*BRIEF*.
Say how many lines of the material below contain the word "baseline", with no other words.

*Items from a figure collection*.

## begin

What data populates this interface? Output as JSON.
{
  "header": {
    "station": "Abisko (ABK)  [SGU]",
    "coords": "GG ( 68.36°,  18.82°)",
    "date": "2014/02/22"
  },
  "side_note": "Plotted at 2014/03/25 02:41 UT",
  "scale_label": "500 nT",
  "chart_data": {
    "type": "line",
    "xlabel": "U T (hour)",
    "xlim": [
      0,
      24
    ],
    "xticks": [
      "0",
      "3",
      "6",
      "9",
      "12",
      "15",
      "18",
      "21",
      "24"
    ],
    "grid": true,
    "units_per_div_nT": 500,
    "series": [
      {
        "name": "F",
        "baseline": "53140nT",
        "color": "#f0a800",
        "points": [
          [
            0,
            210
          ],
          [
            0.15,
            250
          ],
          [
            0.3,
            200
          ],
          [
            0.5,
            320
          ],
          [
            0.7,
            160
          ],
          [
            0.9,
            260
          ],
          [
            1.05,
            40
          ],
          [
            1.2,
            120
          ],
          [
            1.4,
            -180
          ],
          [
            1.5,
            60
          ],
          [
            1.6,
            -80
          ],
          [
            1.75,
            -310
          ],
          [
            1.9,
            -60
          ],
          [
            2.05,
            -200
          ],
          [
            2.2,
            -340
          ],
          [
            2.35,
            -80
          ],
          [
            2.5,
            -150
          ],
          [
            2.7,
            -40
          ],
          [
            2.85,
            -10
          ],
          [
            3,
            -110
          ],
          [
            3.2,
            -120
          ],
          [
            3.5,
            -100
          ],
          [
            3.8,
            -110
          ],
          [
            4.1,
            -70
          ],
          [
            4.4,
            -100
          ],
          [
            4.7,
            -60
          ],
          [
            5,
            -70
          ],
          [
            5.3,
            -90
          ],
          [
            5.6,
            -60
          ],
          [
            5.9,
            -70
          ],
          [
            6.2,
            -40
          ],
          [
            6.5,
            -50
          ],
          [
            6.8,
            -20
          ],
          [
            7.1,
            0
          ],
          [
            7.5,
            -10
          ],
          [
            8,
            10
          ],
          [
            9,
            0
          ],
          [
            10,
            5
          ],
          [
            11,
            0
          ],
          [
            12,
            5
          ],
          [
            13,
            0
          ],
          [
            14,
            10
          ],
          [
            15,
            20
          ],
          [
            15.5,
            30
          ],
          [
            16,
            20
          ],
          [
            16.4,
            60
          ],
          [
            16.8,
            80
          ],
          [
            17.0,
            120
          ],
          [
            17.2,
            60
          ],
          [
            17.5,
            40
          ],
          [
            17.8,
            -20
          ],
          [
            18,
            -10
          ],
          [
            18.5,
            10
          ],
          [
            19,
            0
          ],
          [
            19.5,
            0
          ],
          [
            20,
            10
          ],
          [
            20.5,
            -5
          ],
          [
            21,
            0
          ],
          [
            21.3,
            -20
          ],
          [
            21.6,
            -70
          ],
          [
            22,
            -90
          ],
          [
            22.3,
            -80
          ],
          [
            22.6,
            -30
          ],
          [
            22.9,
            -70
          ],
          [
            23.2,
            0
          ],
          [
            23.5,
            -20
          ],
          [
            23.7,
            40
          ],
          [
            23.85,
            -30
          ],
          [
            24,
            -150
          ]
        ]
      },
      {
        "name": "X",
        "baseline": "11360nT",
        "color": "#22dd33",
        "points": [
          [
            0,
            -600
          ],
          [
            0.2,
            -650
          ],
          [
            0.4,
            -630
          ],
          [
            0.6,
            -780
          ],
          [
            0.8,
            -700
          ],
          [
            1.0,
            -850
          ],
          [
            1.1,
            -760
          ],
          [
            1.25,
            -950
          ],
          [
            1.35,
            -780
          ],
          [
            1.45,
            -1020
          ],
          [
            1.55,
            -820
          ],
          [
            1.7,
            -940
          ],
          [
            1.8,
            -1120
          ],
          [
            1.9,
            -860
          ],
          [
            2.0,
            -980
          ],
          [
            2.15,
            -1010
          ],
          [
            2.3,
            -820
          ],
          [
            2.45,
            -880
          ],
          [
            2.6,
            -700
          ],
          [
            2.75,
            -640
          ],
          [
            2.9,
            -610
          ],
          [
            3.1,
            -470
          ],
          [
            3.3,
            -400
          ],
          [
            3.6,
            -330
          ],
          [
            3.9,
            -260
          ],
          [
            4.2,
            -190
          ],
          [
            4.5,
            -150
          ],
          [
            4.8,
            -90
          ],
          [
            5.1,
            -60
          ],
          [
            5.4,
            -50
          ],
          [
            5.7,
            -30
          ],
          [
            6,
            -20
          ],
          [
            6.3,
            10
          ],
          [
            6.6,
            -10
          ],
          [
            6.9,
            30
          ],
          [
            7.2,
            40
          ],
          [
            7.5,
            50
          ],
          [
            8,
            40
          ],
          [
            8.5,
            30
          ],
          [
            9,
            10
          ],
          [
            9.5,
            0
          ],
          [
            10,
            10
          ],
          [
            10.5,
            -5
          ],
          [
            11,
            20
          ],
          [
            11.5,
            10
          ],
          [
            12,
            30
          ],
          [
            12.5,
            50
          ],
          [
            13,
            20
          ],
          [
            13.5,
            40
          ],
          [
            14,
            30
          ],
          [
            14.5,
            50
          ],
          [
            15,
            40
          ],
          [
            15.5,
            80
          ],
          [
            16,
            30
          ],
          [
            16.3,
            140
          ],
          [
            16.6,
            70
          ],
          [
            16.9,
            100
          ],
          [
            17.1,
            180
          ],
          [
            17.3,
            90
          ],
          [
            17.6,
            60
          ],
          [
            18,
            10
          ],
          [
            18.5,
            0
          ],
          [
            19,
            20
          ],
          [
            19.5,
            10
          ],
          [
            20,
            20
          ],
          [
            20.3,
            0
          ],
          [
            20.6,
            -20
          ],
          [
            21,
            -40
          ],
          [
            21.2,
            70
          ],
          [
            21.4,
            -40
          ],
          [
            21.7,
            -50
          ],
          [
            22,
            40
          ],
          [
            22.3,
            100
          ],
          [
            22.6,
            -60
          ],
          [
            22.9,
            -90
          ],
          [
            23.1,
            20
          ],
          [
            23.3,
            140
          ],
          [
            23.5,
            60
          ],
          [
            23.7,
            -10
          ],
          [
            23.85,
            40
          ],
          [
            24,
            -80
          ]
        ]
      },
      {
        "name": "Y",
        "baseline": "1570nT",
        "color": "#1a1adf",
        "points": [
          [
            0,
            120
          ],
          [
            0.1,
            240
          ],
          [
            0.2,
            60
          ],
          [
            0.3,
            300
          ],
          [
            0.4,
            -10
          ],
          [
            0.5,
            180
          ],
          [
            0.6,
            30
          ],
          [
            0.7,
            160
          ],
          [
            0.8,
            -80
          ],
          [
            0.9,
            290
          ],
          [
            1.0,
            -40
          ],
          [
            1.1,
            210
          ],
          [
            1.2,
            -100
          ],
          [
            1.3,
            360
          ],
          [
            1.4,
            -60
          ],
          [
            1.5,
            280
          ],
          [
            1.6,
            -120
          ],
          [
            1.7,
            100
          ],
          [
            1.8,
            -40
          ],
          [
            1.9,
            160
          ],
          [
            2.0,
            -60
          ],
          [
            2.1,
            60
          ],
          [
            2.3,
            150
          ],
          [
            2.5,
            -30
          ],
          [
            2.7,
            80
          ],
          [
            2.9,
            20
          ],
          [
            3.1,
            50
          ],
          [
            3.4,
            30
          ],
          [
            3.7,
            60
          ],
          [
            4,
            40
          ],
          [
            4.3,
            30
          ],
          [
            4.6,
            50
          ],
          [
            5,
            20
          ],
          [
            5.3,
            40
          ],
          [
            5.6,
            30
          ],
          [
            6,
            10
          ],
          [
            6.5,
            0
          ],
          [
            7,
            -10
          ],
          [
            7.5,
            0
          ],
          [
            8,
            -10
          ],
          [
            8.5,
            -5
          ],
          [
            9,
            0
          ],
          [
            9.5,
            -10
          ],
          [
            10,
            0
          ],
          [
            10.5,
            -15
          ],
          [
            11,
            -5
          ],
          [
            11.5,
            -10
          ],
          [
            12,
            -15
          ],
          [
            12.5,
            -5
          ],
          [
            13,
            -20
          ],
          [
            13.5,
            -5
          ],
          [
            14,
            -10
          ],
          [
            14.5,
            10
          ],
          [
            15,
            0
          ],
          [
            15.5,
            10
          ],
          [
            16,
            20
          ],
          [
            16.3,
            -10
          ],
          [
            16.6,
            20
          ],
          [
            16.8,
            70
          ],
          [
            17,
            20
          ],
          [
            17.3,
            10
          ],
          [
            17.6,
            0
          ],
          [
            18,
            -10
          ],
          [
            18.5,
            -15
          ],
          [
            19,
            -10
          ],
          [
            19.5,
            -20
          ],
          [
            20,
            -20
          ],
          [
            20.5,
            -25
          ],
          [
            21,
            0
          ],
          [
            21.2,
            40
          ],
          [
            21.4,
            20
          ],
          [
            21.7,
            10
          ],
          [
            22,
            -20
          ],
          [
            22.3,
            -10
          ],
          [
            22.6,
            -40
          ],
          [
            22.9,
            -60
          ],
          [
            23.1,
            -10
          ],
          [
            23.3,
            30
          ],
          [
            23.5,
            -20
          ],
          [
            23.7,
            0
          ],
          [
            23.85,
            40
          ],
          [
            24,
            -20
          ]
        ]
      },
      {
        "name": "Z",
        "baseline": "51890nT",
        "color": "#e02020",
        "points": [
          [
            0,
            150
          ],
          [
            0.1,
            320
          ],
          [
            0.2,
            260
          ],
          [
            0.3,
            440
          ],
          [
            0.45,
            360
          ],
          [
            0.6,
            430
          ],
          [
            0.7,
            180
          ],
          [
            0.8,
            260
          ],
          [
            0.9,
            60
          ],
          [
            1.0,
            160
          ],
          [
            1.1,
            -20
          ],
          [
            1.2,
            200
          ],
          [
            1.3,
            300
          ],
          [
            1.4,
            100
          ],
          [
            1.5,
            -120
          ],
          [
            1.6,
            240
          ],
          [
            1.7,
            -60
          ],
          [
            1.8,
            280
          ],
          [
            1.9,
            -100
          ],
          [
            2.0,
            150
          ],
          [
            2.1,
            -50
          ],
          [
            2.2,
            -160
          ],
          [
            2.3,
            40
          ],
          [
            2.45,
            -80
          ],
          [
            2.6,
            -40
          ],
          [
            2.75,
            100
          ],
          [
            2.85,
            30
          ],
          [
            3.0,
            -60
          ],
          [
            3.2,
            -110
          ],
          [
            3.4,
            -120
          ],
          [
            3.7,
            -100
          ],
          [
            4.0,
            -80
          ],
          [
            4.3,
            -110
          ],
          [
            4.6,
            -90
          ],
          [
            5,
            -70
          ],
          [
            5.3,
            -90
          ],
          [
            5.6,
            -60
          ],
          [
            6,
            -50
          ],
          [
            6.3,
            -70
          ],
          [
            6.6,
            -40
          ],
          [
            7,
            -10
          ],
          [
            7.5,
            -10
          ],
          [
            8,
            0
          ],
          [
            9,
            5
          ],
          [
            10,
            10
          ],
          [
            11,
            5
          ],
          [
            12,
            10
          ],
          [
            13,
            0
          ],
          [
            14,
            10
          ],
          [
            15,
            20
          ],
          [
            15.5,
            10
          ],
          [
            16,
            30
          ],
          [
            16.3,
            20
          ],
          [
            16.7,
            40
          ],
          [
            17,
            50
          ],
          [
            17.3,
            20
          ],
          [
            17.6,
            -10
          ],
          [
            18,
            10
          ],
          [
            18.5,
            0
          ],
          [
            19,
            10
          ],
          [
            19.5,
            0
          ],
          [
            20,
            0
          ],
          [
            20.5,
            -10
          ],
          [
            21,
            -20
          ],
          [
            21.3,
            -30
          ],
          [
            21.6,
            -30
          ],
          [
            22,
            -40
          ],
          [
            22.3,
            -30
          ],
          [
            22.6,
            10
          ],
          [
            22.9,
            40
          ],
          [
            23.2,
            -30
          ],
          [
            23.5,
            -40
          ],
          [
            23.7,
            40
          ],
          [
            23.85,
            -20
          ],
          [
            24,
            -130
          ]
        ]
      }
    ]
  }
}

## end

*FINAL RESULT*.
4